=== Material to process ===
* * * * * * * * *
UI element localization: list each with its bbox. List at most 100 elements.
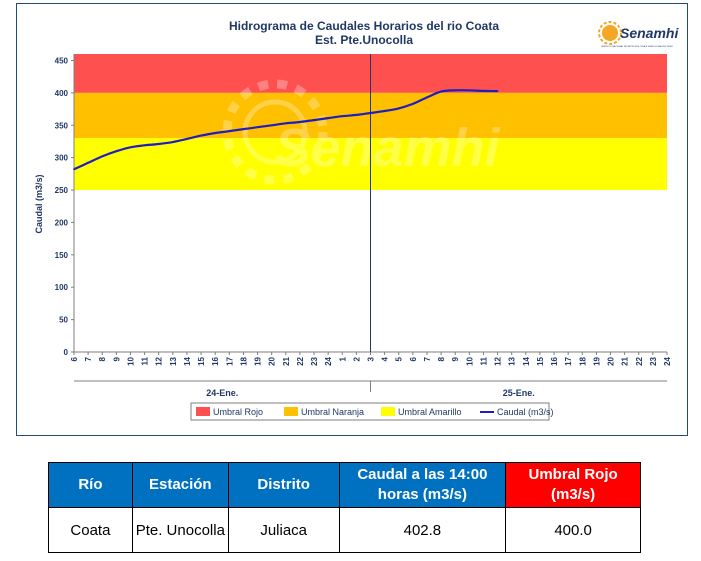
data-point [468,89,471,92]
legend-label: Caudal (m3/s) [497,407,554,417]
y-tick-label: 350 [55,121,69,130]
x-tick-label: 23 [310,356,319,365]
y-tick-label: 300 [55,154,69,163]
x-axis-ticks: 6 7 8 9 10 11 12 13 14 15 16 17 18 19 20 21 22 23 24 1 2 3 4 5 6… [70,352,672,366]
x-tick-label: 8 [98,356,107,361]
y-tick-label: 100 [55,283,69,292]
cell-caudal: 402.8 [338,507,507,553]
senamhi-logo: Senamhi SERVICIO NACIONAL DE METEOROLOGÍ… [598,21,679,48]
data-point [412,103,414,105]
x-tick-label: 17 [225,356,234,365]
x-tick-label: 16 [211,356,220,365]
x-tick-label: 21 [282,356,291,365]
data-point [440,90,442,93]
chart-title: Hidrograma de Caudales Horarios del rio … [229,19,499,33]
data-point [256,126,259,129]
data-point [341,115,344,117]
table-header-row: Río Estación Distrito Caudal a las 14:00… [48,462,641,508]
x-tick-label: 18 [578,356,587,365]
y-tick-label: 150 [55,251,69,260]
data-point [327,117,329,119]
sun-watermark-icon [222,79,328,185]
x-tick-label: 17 [564,356,573,365]
data-point [383,110,386,112]
x-tick-label: 11 [479,356,488,365]
x-tick-label: 13 [169,356,178,365]
data-point [101,155,104,158]
data-point [397,107,400,110]
table-row: Coata Pte. Unocolla Juliaca 402.8 400.0 [48,507,641,553]
y-tick-label: 250 [55,186,69,195]
data-point [496,90,499,92]
x-tick-label: 12 [155,356,164,365]
y-tick-label: 50 [59,316,68,325]
data-point [242,128,245,130]
data-point [143,144,146,147]
data-point [87,162,89,164]
y-axis-ticks: 0 50 100 150 200 250 300 350 400 450 [55,56,74,357]
data-point [270,124,273,127]
data-point [426,96,428,99]
legend-label: Umbral Naranja [301,407,364,417]
x-tick-label: 16 [550,356,559,365]
x-tick-label: 6 [70,356,79,361]
legend: Umbral Rojo Umbral Naranja Umbral Amarillo… [190,402,554,421]
x-tick-label: 6 [409,356,418,361]
cell-rio: Coata [48,507,133,553]
x-tick-label: 14 [183,356,192,365]
data-point [186,138,188,140]
y-tick-label: 0 [64,348,69,357]
sun-logo-icon [598,21,622,45]
y-tick-label: 400 [55,89,69,98]
x-tick-label: 9 [112,356,121,361]
chart-frame: Hidrograma de Caudales Horarios del rio … [16,3,688,436]
x-tick-label: 7 [84,356,93,361]
station-table: Río Estación Distrito Caudal a las 14:00… [48,462,641,553]
legend-swatch [381,407,395,416]
x-tick-label: 15 [197,356,206,365]
data-point [284,122,287,125]
x-tick-label: 13 [508,356,517,365]
chart-subtitle: Est. Pte.Unocolla [315,33,413,47]
hydrograph-chart: Hidrograma de Caudales Horarios del rio … [34,19,679,421]
x-tick-label: 3 [367,356,376,361]
header-rio: Río [48,462,133,508]
header-distrito: Distrito [227,462,340,508]
cell-distrito: Juliaca [227,507,340,553]
x-tick-label: 24 [663,356,672,365]
legend-swatch [284,407,298,416]
x-tick-label: 8 [437,356,446,361]
data-point [129,146,132,149]
x-tick-label: 9 [451,356,460,361]
x-tick-label: 7 [423,356,432,361]
data-point [214,132,216,134]
y-tick-label: 450 [55,56,69,65]
series-layer [73,89,499,171]
data-point [200,134,202,137]
data-point [73,168,75,171]
data-point [369,112,372,114]
x-tick-label: 1 [338,356,347,361]
x-tick-label: 20 [268,356,277,365]
watermark: Senamhi [222,79,501,185]
day-labels: 24-Ene. 25-Ene. [206,388,535,398]
x-tick-label: 23 [649,356,658,365]
cell-estacion: Pte. Unocolla [131,507,229,553]
data-point [482,90,485,92]
x-tick-label: 10 [465,356,474,365]
header-estacion: Estación [131,462,229,508]
data-point [313,119,315,121]
y-tick-label: 200 [55,218,69,227]
y-axis-label: Caudal (m3/s) [34,174,44,233]
x-tick-label: 20 [607,356,616,365]
x-tick-label: 14 [522,356,531,365]
x-tick-label: 15 [536,356,545,365]
data-point [355,114,358,116]
cell-umbral-rojo: 400.0 [505,507,641,553]
x-tick-label: 22 [635,356,644,365]
x-tick-label: 4 [381,356,390,361]
logo-text: Senamhi [620,25,679,41]
x-tick-label: 5 [395,356,404,361]
x-tick-label: 11 [141,356,150,365]
data-point [115,150,118,152]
* * * * * * * * *
=== Given instruction ===
Rewrite the data above, changing every occurrence of "data-point" to "plot-marker" and keeping all other text the same. Leave the picture out of your version.

=== Solution for this task ===
UI element localization: list each with its bbox. List at most 100 elements.
plot-marker [468,89,471,92]
legend-label: Caudal (m3/s) [497,407,554,417]
y-tick-label: 350 [55,121,69,130]
x-tick-label: 23 [310,356,319,365]
y-tick-label: 300 [55,154,69,163]
x-axis-ticks: 6 7 8 9 10 11 12 13 14 15 16 17 18 19 20 21 22 23 24 1 2 3 4 5 6… [70,352,672,366]
x-tick-label: 8 [98,356,107,361]
y-tick-label: 100 [55,283,69,292]
cell-caudal: 402.8 [338,507,507,553]
senamhi-logo: Senamhi SERVICIO NACIONAL DE METEOROLOGÍ… [598,21,679,48]
plot-marker [412,103,414,105]
x-tick-label: 17 [225,356,234,365]
x-tick-label: 16 [211,356,220,365]
x-tick-label: 21 [282,356,291,365]
plot-marker [440,90,442,93]
chart-title: Hidrograma de Caudales Horarios del rio … [229,19,499,33]
plot-marker [256,126,259,129]
plot-marker [341,115,344,117]
table-header-row: Río Estación Distrito Caudal a las 14:00… [48,462,641,508]
x-tick-label: 18 [578,356,587,365]
y-tick-label: 150 [55,251,69,260]
plot-marker [327,117,329,119]
sun-watermark-icon [222,79,328,185]
x-tick-label: 17 [564,356,573,365]
plot-marker [383,110,386,112]
x-tick-label: 11 [479,356,488,365]
x-tick-label: 13 [169,356,178,365]
plot-marker [101,155,104,158]
plot-marker [397,107,400,110]
table-row: Coata Pte. Unocolla Juliaca 402.8 400.0 [48,507,641,553]
y-tick-label: 250 [55,186,69,195]
plot-marker [496,90,499,92]
x-tick-label: 12 [155,356,164,365]
y-tick-label: 50 [59,316,68,325]
plot-marker [242,128,245,130]
plot-marker [143,144,146,147]
plot-marker [87,162,89,164]
y-axis-ticks: 0 50 100 150 200 250 300 350 400 450 [55,56,74,357]
plot-marker [270,124,273,127]
plot-marker [426,96,428,99]
legend-label: Umbral Naranja [301,407,364,417]
x-tick-label: 16 [550,356,559,365]
x-tick-label: 6 [70,356,79,361]
legend: Umbral Rojo Umbral Naranja Umbral Amarillo… [190,402,554,421]
x-tick-label: 6 [409,356,418,361]
cell-rio: Coata [48,507,133,553]
x-tick-label: 14 [183,356,192,365]
plot-marker [186,138,188,140]
y-tick-label: 0 [64,348,69,357]
sun-logo-icon [598,21,622,45]
y-tick-label: 400 [55,89,69,98]
x-tick-label: 9 [112,356,121,361]
chart-frame: Hidrograma de Caudales Horarios del rio … [16,3,688,436]
x-tick-label: 7 [84,356,93,361]
station-table: Río Estación Distrito Caudal a las 14:00… [48,462,641,553]
legend-swatch [381,407,395,416]
x-tick-label: 15 [197,356,206,365]
plot-marker [284,122,287,125]
x-tick-label: 13 [508,356,517,365]
chart-subtitle: Est. Pte.Unocolla [315,33,413,47]
hydrograph-chart: Hidrograma de Caudales Horarios del rio … [34,19,679,421]
x-tick-label: 3 [367,356,376,361]
header-rio: Río [48,462,133,508]
header-distrito: Distrito [227,462,340,508]
cell-distrito: Juliaca [227,507,340,553]
x-tick-label: 24 [663,356,672,365]
legend-swatch [284,407,298,416]
x-tick-label: 8 [437,356,446,361]
plot-marker [129,146,132,149]
x-tick-label: 9 [451,356,460,361]
x-tick-label: 7 [423,356,432,361]
plot-marker [214,132,216,134]
y-tick-label: 450 [55,56,69,65]
series-layer [73,89,499,171]
plot-marker [200,134,202,137]
plot-marker [73,168,75,171]
plot-marker [369,112,372,114]
x-tick-label: 1 [338,356,347,361]
x-tick-label: 20 [268,356,277,365]
watermark: Senamhi [222,79,501,185]
day-labels: 24-Ene. 25-Ene. [206,388,535,398]
x-tick-label: 23 [649,356,658,365]
cell-estacion: Pte. Unocolla [131,507,229,553]
plot-marker [482,90,485,92]
x-tick-label: 10 [465,356,474,365]
header-estacion: Estación [131,462,229,508]
plot-marker [313,119,315,121]
y-tick-label: 200 [55,218,69,227]
y-axis-label: Caudal (m3/s) [34,174,44,233]
x-tick-label: 20 [607,356,616,365]
x-tick-label: 14 [522,356,531,365]
x-tick-label: 15 [536,356,545,365]
plot-marker [355,114,358,116]
cell-umbral-rojo: 400.0 [505,507,641,553]
x-tick-label: 22 [635,356,644,365]
x-tick-label: 4 [381,356,390,361]
logo-text: Senamhi [620,25,679,41]
x-tick-label: 5 [395,356,404,361]
x-tick-label: 11 [141,356,150,365]
plot-marker [115,150,118,152]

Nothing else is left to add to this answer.